## Written problem
Please count the lines in the listing below where the word "object" appears. Give the number only.

## Records to use
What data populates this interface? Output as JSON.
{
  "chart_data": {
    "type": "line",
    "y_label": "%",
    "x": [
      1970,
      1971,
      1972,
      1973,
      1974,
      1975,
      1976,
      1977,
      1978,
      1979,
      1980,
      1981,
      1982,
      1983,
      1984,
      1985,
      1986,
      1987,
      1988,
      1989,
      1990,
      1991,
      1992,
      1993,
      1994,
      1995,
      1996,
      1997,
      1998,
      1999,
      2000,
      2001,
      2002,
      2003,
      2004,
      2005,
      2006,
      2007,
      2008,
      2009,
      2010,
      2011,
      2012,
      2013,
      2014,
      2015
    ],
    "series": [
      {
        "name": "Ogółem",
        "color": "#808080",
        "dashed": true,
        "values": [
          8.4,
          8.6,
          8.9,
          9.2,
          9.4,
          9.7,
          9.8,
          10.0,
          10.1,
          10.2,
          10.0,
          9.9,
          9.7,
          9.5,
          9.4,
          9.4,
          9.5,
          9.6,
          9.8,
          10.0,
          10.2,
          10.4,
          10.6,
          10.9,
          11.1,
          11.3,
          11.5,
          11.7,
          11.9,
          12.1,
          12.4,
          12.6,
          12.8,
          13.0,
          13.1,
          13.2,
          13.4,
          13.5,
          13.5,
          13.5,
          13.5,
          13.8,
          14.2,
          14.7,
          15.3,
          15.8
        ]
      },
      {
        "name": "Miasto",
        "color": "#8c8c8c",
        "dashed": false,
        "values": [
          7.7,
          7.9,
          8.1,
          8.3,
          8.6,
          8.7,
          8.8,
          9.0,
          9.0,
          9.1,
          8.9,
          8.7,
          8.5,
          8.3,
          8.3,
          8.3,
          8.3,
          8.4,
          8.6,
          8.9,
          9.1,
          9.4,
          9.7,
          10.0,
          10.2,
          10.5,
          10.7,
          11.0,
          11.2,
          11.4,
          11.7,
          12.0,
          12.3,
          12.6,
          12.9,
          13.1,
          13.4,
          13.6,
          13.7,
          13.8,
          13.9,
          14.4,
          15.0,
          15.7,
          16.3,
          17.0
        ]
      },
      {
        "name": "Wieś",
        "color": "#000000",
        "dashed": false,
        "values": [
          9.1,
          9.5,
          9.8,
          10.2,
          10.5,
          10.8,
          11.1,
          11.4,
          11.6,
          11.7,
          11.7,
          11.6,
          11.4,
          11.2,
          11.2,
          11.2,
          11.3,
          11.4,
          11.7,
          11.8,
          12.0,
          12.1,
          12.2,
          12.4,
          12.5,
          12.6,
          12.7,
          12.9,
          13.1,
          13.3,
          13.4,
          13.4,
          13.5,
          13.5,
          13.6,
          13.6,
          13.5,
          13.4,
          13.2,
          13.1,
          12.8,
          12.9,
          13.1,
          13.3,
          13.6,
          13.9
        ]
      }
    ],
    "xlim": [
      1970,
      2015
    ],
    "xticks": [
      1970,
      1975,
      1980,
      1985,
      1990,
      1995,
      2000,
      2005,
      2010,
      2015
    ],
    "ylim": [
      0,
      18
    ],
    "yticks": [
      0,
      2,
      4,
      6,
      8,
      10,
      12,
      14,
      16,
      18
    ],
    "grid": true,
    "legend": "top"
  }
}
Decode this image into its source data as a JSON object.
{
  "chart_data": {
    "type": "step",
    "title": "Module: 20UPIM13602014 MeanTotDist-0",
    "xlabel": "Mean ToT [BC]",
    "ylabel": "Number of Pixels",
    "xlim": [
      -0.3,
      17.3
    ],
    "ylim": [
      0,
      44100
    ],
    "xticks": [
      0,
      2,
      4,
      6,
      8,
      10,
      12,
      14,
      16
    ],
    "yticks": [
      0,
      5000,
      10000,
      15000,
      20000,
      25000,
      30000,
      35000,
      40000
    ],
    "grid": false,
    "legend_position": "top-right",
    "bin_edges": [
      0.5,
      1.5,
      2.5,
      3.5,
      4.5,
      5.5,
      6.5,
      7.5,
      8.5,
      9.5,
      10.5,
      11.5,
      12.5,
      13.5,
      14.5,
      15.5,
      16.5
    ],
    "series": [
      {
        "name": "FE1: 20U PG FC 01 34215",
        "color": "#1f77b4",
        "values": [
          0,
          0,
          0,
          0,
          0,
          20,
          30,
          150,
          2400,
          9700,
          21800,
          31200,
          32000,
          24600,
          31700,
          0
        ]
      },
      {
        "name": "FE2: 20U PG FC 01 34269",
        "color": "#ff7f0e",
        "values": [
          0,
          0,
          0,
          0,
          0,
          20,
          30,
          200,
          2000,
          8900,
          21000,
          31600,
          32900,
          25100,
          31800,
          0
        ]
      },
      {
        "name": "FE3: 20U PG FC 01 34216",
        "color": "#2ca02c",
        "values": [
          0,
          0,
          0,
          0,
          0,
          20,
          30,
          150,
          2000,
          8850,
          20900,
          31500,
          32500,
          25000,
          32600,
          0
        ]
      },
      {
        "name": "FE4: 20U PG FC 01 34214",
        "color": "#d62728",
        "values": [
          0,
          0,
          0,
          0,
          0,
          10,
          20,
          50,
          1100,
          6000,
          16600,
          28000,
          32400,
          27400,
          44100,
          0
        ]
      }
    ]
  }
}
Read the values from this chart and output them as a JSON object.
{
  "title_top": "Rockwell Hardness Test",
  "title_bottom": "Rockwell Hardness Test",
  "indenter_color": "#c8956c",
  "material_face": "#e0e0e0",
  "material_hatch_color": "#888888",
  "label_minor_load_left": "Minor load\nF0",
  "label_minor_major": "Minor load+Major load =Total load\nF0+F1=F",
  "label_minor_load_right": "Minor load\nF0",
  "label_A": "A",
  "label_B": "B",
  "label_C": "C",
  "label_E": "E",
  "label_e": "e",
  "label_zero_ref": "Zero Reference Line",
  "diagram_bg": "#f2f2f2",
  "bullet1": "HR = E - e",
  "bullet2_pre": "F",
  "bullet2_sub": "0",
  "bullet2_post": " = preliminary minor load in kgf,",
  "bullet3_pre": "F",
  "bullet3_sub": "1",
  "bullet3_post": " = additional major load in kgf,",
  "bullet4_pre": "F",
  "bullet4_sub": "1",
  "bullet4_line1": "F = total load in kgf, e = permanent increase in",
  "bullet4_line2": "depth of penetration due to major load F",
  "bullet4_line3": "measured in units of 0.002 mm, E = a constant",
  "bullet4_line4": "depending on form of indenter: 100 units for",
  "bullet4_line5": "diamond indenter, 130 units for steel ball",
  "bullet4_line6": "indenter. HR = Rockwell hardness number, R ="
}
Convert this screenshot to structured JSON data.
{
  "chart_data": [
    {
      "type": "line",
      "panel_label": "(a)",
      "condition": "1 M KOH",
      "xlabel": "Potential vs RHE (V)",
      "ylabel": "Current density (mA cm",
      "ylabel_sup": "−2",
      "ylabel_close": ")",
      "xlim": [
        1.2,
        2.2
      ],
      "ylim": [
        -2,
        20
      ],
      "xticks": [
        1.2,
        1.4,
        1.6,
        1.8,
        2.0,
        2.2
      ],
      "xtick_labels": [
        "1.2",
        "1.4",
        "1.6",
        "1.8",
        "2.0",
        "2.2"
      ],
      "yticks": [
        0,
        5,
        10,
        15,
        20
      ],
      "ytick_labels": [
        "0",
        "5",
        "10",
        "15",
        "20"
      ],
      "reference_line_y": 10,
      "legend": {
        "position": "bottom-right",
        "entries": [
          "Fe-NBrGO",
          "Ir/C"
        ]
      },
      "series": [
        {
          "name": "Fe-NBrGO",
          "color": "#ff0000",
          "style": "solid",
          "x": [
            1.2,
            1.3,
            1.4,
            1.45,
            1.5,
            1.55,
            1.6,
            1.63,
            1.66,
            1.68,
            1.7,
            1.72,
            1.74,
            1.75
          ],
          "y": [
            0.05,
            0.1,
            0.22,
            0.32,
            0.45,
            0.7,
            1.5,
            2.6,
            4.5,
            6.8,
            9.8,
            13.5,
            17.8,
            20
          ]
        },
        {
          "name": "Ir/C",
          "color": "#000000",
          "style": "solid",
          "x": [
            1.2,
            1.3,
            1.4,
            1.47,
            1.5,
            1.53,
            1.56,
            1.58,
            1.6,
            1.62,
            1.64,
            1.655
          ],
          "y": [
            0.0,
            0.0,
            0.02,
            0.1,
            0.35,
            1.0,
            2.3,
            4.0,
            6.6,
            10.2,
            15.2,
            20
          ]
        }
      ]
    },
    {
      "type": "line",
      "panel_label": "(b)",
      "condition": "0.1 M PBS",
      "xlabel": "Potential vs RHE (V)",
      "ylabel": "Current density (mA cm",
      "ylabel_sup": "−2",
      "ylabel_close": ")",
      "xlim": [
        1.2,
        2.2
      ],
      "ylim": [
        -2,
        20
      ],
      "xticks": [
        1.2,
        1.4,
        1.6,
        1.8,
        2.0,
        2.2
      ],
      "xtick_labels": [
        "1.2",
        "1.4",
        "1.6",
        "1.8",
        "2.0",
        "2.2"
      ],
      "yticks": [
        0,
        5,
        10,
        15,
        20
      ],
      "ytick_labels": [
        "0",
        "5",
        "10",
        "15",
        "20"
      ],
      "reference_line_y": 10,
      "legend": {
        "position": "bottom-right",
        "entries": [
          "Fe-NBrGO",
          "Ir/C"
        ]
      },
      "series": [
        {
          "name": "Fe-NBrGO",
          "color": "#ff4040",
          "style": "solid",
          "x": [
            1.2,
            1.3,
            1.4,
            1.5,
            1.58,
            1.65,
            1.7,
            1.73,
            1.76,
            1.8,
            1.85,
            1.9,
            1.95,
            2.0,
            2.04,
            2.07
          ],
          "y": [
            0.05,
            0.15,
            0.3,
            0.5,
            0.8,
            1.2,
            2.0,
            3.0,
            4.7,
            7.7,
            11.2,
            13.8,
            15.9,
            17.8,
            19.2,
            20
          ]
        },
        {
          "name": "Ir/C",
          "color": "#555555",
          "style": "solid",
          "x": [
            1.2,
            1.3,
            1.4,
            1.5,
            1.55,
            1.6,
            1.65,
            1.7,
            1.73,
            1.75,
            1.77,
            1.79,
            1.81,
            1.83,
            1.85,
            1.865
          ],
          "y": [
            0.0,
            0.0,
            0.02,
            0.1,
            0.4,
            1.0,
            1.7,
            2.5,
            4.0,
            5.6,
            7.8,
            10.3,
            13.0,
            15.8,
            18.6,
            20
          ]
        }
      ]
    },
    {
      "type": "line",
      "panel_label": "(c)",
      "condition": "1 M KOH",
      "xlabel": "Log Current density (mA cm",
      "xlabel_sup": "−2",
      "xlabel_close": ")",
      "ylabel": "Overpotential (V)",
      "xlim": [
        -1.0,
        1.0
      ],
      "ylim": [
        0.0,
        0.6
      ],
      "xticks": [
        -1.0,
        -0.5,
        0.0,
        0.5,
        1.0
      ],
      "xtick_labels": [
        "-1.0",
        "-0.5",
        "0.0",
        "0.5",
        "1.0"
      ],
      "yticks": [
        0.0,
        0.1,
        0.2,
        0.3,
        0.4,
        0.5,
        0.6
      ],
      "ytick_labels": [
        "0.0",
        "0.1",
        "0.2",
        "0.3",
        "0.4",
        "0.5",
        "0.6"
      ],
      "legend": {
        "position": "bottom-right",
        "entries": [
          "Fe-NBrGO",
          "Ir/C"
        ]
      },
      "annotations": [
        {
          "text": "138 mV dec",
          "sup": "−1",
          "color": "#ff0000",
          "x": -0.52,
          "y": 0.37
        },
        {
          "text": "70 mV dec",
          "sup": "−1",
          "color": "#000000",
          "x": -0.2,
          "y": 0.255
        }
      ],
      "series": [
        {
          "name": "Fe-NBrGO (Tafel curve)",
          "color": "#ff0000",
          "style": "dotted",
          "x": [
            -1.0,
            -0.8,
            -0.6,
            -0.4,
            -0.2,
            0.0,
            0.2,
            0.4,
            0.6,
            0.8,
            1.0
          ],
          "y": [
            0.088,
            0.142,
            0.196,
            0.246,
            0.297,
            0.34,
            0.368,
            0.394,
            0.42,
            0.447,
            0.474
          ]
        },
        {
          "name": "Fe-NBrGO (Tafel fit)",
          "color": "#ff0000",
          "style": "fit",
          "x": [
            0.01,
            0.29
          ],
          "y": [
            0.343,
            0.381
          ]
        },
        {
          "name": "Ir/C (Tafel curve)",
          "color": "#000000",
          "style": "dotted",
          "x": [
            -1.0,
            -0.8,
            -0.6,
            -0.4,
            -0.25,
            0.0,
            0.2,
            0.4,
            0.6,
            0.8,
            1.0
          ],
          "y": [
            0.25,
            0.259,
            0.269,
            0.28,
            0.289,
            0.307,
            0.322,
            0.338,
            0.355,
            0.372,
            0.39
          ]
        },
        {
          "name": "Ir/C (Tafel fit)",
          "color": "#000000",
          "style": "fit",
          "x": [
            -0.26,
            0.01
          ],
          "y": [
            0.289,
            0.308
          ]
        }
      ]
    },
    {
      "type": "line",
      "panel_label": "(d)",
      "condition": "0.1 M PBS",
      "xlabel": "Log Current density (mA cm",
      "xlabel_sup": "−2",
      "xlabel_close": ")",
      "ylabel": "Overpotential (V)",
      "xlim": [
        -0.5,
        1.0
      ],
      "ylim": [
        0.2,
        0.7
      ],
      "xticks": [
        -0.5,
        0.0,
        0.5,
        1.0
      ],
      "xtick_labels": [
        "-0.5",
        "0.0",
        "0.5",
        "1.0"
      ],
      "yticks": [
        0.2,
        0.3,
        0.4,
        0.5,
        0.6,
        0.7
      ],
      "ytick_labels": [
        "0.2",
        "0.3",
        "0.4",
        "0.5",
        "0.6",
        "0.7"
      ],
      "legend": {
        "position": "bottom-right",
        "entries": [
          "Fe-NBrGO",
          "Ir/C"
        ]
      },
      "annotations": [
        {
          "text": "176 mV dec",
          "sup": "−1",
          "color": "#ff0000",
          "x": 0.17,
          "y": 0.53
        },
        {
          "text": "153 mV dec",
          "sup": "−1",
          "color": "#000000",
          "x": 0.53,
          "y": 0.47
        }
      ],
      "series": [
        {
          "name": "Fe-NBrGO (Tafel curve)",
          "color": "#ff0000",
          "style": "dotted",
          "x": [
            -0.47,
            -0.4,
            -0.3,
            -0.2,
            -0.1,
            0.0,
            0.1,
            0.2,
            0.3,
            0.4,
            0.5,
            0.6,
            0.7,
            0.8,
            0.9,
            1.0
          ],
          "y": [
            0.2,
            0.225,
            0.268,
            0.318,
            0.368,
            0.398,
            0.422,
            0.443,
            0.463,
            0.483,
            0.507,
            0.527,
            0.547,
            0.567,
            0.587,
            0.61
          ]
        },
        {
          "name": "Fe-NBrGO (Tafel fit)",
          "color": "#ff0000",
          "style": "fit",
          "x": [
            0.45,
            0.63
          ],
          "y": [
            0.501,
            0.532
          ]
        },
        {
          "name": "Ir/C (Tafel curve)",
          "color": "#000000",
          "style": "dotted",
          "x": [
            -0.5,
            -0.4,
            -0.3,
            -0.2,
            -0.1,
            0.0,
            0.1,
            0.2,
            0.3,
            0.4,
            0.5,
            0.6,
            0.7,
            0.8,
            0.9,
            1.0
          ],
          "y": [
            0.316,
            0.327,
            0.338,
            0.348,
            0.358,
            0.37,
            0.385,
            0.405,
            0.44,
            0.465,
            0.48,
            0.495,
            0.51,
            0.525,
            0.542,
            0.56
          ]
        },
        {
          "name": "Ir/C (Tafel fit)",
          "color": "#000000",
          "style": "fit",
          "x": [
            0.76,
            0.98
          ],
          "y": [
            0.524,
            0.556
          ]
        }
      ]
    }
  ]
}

## Complete response
2